EXERCISE AIM
What follows is a set of records, each of which is to be written out exactly.

== EXCERPTED RECORDS ==

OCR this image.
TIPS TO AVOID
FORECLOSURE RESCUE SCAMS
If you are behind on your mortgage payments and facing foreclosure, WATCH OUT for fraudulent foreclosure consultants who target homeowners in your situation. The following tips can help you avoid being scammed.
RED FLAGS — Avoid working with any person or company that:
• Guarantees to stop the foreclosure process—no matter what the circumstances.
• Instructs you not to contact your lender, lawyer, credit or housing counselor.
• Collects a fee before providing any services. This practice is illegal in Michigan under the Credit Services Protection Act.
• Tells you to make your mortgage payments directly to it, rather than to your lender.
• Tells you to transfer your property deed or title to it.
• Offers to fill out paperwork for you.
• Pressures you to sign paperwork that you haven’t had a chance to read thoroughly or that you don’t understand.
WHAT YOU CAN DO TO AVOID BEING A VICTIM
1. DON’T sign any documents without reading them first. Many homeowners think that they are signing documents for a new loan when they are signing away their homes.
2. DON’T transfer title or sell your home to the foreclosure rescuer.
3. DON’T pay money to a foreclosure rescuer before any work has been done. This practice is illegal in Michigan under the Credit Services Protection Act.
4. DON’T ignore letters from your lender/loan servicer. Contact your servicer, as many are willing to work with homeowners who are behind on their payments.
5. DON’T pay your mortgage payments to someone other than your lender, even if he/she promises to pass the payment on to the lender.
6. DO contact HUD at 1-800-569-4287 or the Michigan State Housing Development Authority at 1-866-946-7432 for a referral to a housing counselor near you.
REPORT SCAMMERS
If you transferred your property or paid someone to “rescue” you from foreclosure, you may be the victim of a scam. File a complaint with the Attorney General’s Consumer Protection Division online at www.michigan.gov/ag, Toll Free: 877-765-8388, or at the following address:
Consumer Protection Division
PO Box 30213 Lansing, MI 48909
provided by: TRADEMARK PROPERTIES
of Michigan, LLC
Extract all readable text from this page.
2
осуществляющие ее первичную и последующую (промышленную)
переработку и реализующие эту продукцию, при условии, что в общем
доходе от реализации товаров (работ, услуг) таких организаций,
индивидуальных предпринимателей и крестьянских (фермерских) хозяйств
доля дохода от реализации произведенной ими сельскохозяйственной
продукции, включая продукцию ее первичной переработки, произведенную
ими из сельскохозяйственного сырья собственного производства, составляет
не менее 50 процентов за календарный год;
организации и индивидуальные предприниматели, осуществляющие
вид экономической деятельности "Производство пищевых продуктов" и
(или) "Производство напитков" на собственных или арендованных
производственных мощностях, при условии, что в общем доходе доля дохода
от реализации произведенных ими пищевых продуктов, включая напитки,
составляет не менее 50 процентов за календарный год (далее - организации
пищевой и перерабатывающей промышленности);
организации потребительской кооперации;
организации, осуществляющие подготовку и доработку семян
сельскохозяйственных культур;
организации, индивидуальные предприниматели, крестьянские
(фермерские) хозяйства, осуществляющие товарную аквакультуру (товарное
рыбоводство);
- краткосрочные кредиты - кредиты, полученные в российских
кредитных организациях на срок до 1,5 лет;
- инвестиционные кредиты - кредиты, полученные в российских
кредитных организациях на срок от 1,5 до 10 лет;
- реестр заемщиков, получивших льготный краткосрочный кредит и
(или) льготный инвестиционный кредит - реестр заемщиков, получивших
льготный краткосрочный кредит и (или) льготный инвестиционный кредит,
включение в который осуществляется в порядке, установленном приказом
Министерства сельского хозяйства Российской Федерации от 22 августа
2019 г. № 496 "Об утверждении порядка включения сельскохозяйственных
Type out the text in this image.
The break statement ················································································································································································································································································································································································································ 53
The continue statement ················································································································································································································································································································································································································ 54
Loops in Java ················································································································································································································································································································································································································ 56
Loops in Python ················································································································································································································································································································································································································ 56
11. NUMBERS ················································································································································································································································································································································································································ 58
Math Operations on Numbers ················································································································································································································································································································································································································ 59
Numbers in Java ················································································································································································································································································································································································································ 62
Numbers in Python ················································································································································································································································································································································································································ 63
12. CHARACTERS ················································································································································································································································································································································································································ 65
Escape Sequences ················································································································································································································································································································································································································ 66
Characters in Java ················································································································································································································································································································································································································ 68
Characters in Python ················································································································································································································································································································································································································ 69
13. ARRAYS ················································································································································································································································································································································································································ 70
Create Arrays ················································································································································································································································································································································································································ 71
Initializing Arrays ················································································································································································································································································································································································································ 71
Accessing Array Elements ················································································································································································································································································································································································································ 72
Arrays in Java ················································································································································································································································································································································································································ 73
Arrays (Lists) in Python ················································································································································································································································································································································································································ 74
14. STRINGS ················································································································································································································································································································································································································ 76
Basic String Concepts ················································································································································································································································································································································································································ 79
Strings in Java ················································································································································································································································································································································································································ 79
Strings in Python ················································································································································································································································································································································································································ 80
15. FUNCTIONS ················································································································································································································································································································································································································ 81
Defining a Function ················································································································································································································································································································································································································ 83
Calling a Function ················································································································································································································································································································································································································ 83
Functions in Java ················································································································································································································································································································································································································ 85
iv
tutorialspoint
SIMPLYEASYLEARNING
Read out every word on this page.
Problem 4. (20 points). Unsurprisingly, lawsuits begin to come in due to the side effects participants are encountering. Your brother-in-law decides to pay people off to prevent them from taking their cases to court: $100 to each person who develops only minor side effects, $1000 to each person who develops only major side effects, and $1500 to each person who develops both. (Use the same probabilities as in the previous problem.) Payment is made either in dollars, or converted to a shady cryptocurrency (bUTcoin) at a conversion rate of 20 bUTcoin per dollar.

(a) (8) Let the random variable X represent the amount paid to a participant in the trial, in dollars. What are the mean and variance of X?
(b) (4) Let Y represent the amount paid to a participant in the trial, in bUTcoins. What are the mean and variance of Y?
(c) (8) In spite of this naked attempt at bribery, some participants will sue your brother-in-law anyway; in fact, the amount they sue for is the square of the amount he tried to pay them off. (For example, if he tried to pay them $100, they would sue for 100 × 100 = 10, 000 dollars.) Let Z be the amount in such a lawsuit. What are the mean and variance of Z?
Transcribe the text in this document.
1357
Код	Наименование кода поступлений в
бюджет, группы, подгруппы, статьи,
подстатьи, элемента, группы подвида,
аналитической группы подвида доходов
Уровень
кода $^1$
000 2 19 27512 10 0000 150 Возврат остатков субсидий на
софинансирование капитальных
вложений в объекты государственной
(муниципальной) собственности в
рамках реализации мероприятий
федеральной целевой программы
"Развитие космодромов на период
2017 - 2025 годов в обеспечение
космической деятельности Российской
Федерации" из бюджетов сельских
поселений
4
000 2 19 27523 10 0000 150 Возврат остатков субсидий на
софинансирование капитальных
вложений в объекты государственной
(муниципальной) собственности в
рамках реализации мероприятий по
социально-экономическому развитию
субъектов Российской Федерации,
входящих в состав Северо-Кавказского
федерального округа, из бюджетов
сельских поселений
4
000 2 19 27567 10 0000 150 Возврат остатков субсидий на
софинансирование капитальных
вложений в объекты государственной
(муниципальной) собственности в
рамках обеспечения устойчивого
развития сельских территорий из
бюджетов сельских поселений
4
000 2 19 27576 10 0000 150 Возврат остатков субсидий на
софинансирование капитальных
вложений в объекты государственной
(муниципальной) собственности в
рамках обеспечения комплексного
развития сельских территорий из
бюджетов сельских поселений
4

===

RESULT FOR THIS EXERCISE
OCR this image.
TIPS TO AVOID
FORECLOSURE RESCUE SCAMS
If you are behind on your mortgage payments and facing foreclosure, WATCH OUT for fraudulent foreclosure consultants who target homeowners in your situation. The following tips can help you avoid being scammed.
RED FLAGS — Avoid working with any person or company that:
• Guarantees to stop the foreclosure process—no matter what the circumstances.
• Instructs you not to contact your lender, lawyer, credit or housing counselor.
• Collects a fee before providing any services. This practice is illegal in Michigan under the Credit Services Protection Act.
• Tells you to make your mortgage payments directly to it, rather than to your lender.
• Tells you to transfer your property deed or title to it.
• Offers to fill out paperwork for you.
• Pressures you to sign paperwork that you haven’t had a chance to read thoroughly or that you don’t understand.
WHAT YOU CAN DO TO AVOID BEING A VICTIM
1. DON’T sign any documents without reading them first. Many homeowners think that they are signing documents for a new loan when they are signing away their homes.
2. DON’T transfer title or sell your home to the foreclosure rescuer.
3. DON’T pay money to a foreclosure rescuer before any work has been done. This practice is illegal in Michigan under the Credit Services Protection Act.
4. DON’T ignore letters from your lender/loan servicer. Contact your servicer, as many are willing to work with homeowners who are behind on their payments.
5. DON’T pay your mortgage payments to someone other than your lender, even if he/she promises to pass the payment on to the lender.
6. DO contact HUD at 1-800-569-4287 or the Michigan State Housing Development Authority at 1-866-946-7432 for a referral to a housing counselor near you.
REPORT SCAMMERS
If you transferred your property or paid someone to “rescue” you from foreclosure, you may be the victim of a scam. File a complaint with the Attorney General’s Consumer Protection Division online at www.michigan.gov/ag, Toll Free: 877-765-8388, or at the following address:
Consumer Protection Division
PO Box 30213 Lansing, MI 48909
provided by: TRADEMARK PROPERTIES
of Michigan, LLC
Extract all readable text from this page.
2
осуществляющие ее первичную и последующую (промышленную)
переработку и реализующие эту продукцию, при условии, что в общем
доходе от реализации товаров (работ, услуг) таких организаций,
индивидуальных предпринимателей и крестьянских (фермерских) хозяйств
доля дохода от реализации произведенной ими сельскохозяйственной
продукции, включая продукцию ее первичной переработки, произведенную
ими из сельскохозяйственного сырья собственного производства, составляет
не менее 50 процентов за календарный год;
организации и индивидуальные предприниматели, осуществляющие
вид экономической деятельности "Производство пищевых продуктов" и
(или) "Производство напитков" на собственных или арендованных
производственных мощностях, при условии, что в общем доходе доля дохода
от реализации произведенных ими пищевых продуктов, включая напитки,
составляет не менее 50 процентов за календарный год (далее - организации
пищевой и перерабатывающей промышленности);
организации потребительской кооперации;
организации, осуществляющие подготовку и доработку семян
сельскохозяйственных культур;
организации, индивидуальные предприниматели, крестьянские
(фермерские) хозяйства, осуществляющие товарную аквакультуру (товарное
рыбоводство);
- краткосрочные кредиты - кредиты, полученные в российских
кредитных организациях на срок до 1,5 лет;
- инвестиционные кредиты - кредиты, полученные в российских
кредитных организациях на срок от 1,5 до 10 лет;
- реестр заемщиков, получивших льготный краткосрочный кредит и
(или) льготный инвестиционный кредит - реестр заемщиков, получивших
льготный краткосрочный кредит и (или) льготный инвестиционный кредит,
включение в который осуществляется в порядке, установленном приказом
Министерства сельского хозяйства Российской Федерации от 22 августа
2019 г. № 496 "Об утверждении порядка включения сельскохозяйственных
Type out the text in this image.
The break statement ················································································································································································································································································································································································································ 53
The continue statement ················································································································································································································································································································································································································ 54
Loops in Java ················································································································································································································································································································································································································ 56
Loops in Python ················································································································································································································································································································································································································ 56
11. NUMBERS ················································································································································································································································································································································································································ 58
Math Operations on Numbers ················································································································································································································································································································································································································ 59
Numbers in Java ················································································································································································································································································································································································································ 62
Numbers in Python ················································································································································································································································································································································································································ 63
12. CHARACTERS ················································································································································································································································································································································································································ 65
Escape Sequences ················································································································································································································································································································································································································ 66
Characters in Java ················································································································································································································································································································································································································ 68
Characters in Python ················································································································································································································································································································································································································ 69
13. ARRAYS ················································································································································································································································································································································································································ 70
Create Arrays ················································································································································································································································································································································································································ 71
Initializing Arrays ················································································································································································································································································································································································································ 71
Accessing Array Elements ················································································································································································································································································································································································································ 72
Arrays in Java ················································································································································································································································································································································································································ 73
Arrays (Lists) in Python ················································································································································································································································································································································································································ 74
14. STRINGS ················································································································································································································································································································································································································ 76
Basic String Concepts ················································································································································································································································································································································································································ 79
Strings in Java ················································································································································································································································································································································································································ 79
Strings in Python ················································································································································································································································································································································································································ 80
15. FUNCTIONS ················································································································································································································································································································································································································ 81
Defining a Function ················································································································································································································································································································································································································ 83
Calling a Function ················································································································································································································································································································································································································ 83
Functions in Java ················································································································································································································································································································································································································ 85
iv
tutorialspoint
SIMPLYEASYLEARNING
Read out every word on this page.
Problem 4. (20 points). Unsurprisingly, lawsuits begin to come in due to the side effects participants are encountering. Your brother-in-law decides to pay people off to prevent them from taking their cases to court: $100 to each person who develops only minor side effects, $1000 to each person who develops only major side effects, and $1500 to each person who develops both. (Use the same probabilities as in the previous problem.) Payment is made either in dollars, or converted to a shady cryptocurrency (bUTcoin) at a conversion rate of 20 bUTcoin per dollar.

(a) (8) Let the random variable X represent the amount paid to a participant in the trial, in dollars. What are the mean and variance of X?
(b) (4) Let Y represent the amount paid to a participant in the trial, in bUTcoins. What are the mean and variance of Y?
(c) (8) In spite of this naked attempt at bribery, some participants will sue your brother-in-law anyway; in fact, the amount they sue for is the square of the amount he tried to pay them off. (For example, if he tried to pay them $100, they would sue for 100 × 100 = 10, 000 dollars.) Let Z be the amount in such a lawsuit. What are the mean and variance of Z?
Transcribe the text in this document.
1357
Код	Наименование кода поступлений в
бюджет, группы, подгруппы, статьи,
подстатьи, элемента, группы подвида,
аналитической группы подвида доходов
Уровень
кода $^1$
000 2 19 27512 10 0000 150 Возврат остатков субсидий на
софинансирование капитальных
вложений в объекты государственной
(муниципальной) собственности в
рамках реализации мероприятий
федеральной целевой программы
"Развитие космодромов на период
2017 - 2025 годов в обеспечение
космической деятельности Российской
Федерации" из бюджетов сельских
поселений
4
000 2 19 27523 10 0000 150 Возврат остатков субсидий на
софинансирование капитальных
вложений в объекты государственной
(муниципальной) собственности в
рамках реализации мероприятий по
социально-экономическому развитию
субъектов Российской Федерации,
входящих в состав Северо-Кавказского
федерального округа, из бюджетов
сельских поселений
4
000 2 19 27567 10 0000 150 Возврат остатков субсидий на
софинансирование капитальных
вложений в объекты государственной
(муниципальной) собственности в
рамках обеспечения устойчивого
развития сельских территорий из
бюджетов сельских поселений
4
000 2 19 27576 10 0000 150 Возврат остатков субсидий на
софинансирование капитальных
вложений в объекты государственной
(муниципальной) собственности в
рамках обеспечения комплексного
развития сельских территорий из
бюджетов сельских поселений
4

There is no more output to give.